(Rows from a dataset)
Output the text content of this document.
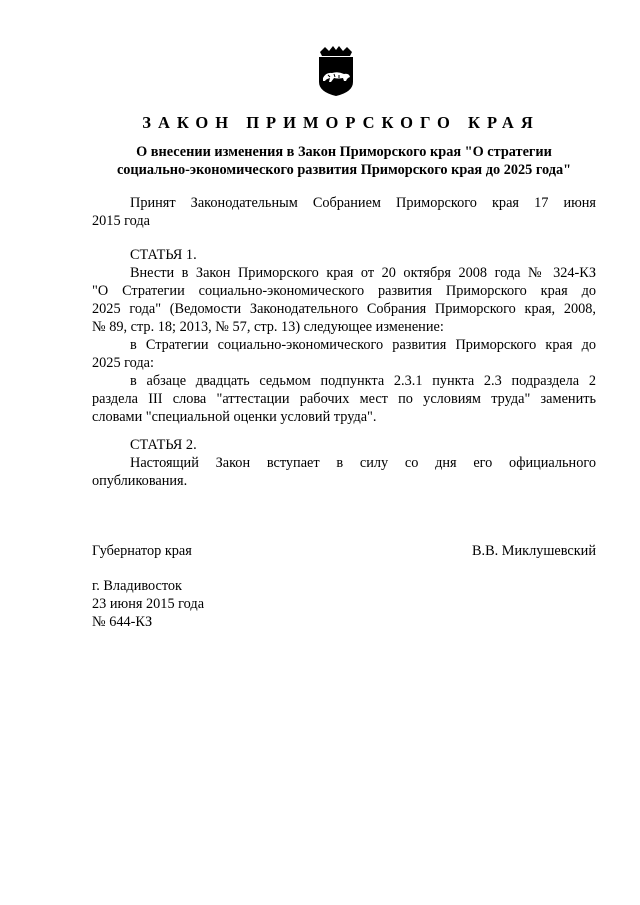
ЗАКОН ПРИМОРСКОГО КРАЯ
О внесении изменения в Закон Приморского края "О стратегии
социально-экономического развития Приморского края до 2025 года"
Принят Законодательным Собранием Приморского края 17 июня
2015 года
СТАТЬЯ 1.
Внести в Закон Приморского края от 20 октября 2008 года № 324-КЗ
"О Стратегии социально-экономического развития Приморского края до
2025 года" (Ведомости Законодательного Собрания Приморского края, 2008,
№ 89, стр. 18; 2013, № 57, стр. 13) следующее изменение:
в Стратегии социально-экономического развития Приморского края до
2025 года:
в абзаце двадцать седьмом подпункта 2.3.1 пункта 2.3 подраздела 2
раздела III слова "аттестации рабочих мест по условиям труда" заменить
словами "специальной оценки условий труда".
СТАТЬЯ 2.
Настоящий Закон вступает в силу со дня его официального
опубликования.
Губернатор края	В.В. Миклушевский
г. Владивосток
23 июня 2015 года
№ 644-КЗ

*REQUIREMENTS*
Each line in the listing above that contains "социально" should be copied.

*RESPONSE TO THE TASK*
социально-экономического развития Приморского края до 2025 года"
"О Стратегии социально-экономического развития Приморского края до
в Стратегии социально-экономического развития Приморского края до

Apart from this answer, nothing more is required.